Instructions for the task: Copy each line exactly. Leave nothing out.

++++++++++

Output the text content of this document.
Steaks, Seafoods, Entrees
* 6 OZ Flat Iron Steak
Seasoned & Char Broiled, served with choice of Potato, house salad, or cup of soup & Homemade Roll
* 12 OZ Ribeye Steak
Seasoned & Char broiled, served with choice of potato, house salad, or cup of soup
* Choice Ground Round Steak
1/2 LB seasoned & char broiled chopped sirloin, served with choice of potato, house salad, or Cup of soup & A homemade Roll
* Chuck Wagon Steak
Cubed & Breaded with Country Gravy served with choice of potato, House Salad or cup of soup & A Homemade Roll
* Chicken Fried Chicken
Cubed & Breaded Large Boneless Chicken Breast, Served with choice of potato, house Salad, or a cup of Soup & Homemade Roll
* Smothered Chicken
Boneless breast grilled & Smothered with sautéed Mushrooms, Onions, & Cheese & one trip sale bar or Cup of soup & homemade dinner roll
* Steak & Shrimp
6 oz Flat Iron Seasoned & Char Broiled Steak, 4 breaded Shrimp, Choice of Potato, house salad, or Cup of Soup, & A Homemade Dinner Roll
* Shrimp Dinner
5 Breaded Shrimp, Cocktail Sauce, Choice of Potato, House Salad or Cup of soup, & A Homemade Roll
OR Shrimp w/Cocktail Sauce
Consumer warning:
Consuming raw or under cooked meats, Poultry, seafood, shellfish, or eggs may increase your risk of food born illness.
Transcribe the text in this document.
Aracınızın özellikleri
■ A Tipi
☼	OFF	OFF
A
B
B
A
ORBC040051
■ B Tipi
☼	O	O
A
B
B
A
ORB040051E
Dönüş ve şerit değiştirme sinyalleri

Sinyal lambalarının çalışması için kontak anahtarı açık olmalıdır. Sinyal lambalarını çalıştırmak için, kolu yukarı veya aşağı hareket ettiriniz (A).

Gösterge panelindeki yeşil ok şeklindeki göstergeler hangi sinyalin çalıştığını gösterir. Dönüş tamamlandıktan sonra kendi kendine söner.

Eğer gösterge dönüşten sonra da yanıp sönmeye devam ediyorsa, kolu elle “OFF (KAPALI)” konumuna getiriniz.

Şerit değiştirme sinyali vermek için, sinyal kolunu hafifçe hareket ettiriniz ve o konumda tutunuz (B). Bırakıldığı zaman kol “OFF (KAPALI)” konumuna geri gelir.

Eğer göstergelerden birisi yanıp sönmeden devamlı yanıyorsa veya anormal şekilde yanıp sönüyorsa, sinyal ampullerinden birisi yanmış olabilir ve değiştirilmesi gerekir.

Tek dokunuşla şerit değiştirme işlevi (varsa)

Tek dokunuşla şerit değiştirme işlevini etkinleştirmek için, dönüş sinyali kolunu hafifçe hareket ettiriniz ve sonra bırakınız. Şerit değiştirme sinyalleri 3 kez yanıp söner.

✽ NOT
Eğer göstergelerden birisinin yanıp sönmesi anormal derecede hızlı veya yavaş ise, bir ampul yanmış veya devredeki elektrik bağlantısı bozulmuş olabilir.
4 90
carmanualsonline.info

++++++++++

Response to this task:
Output the text content of this document.
Steaks, Seafoods, Entrees
* 6 OZ Flat Iron Steak
Seasoned & Char Broiled, served with choice of Potato, house salad, or cup of soup & Homemade Roll
* 12 OZ Ribeye Steak
Seasoned & Char broiled, served with choice of potato, house salad, or cup of soup
* Choice Ground Round Steak
1/2 LB seasoned & char broiled chopped sirloin, served with choice of potato, house salad, or Cup of soup & A homemade Roll
* Chuck Wagon Steak
Cubed & Breaded with Country Gravy served with choice of potato, House Salad or cup of soup & A Homemade Roll
* Chicken Fried Chicken
Cubed & Breaded Large Boneless Chicken Breast, Served with choice of potato, house Salad, or a cup of Soup & Homemade Roll
* Smothered Chicken
Boneless breast grilled & Smothered with sautéed Mushrooms, Onions, & Cheese & one trip sale bar or Cup of soup & homemade dinner roll
* Steak & Shrimp
6 oz Flat Iron Seasoned & Char Broiled Steak, 4 breaded Shrimp, Choice of Potato, house salad, or Cup of Soup, & A Homemade Dinner Roll
* Shrimp Dinner
5 Breaded Shrimp, Cocktail Sauce, Choice of Potato, House Salad or Cup of soup, & A Homemade Roll
OR Shrimp w/Cocktail Sauce
Consumer warning:
Consuming raw or under cooked meats, Poultry, seafood, shellfish, or eggs may increase your risk of food born illness.
Transcribe the text in this document.
Aracınızın özellikleri
■ A Tipi
☼	OFF	OFF
A
B
B
A
ORBC040051
■ B Tipi
☼	O	O
A
B
B
A
ORB040051E
Dönüş ve şerit değiştirme sinyalleri

Sinyal lambalarının çalışması için kontak anahtarı açık olmalıdır. Sinyal lambalarını çalıştırmak için, kolu yukarı veya aşağı hareket ettiriniz (A).

Gösterge panelindeki yeşil ok şeklindeki göstergeler hangi sinyalin çalıştığını gösterir. Dönüş tamamlandıktan sonra kendi kendine söner.

Eğer gösterge dönüşten sonra da yanıp sönmeye devam ediyorsa, kolu elle “OFF (KAPALI)” konumuna getiriniz.

Şerit değiştirme sinyali vermek için, sinyal kolunu hafifçe hareket ettiriniz ve o konumda tutunuz (B). Bırakıldığı zaman kol “OFF (KAPALI)” konumuna geri gelir.

Eğer göstergelerden birisi yanıp sönmeden devamlı yanıyorsa veya anormal şekilde yanıp sönüyorsa, sinyal ampullerinden birisi yanmış olabilir ve değiştirilmesi gerekir.

Tek dokunuşla şerit değiştirme işlevi (varsa)

Tek dokunuşla şerit değiştirme işlevini etkinleştirmek için, dönüş sinyali kolunu hafifçe hareket ettiriniz ve sonra bırakınız. Şerit değiştirme sinyalleri 3 kez yanıp söner.

✽ NOT
Eğer göstergelerden birisinin yanıp sönmesi anormal derecede hızlı veya yavaş ise, bir ampul yanmış veya devredeki elektrik bağlantısı bozulmuş olabilir.
4 90
carmanualsonline.info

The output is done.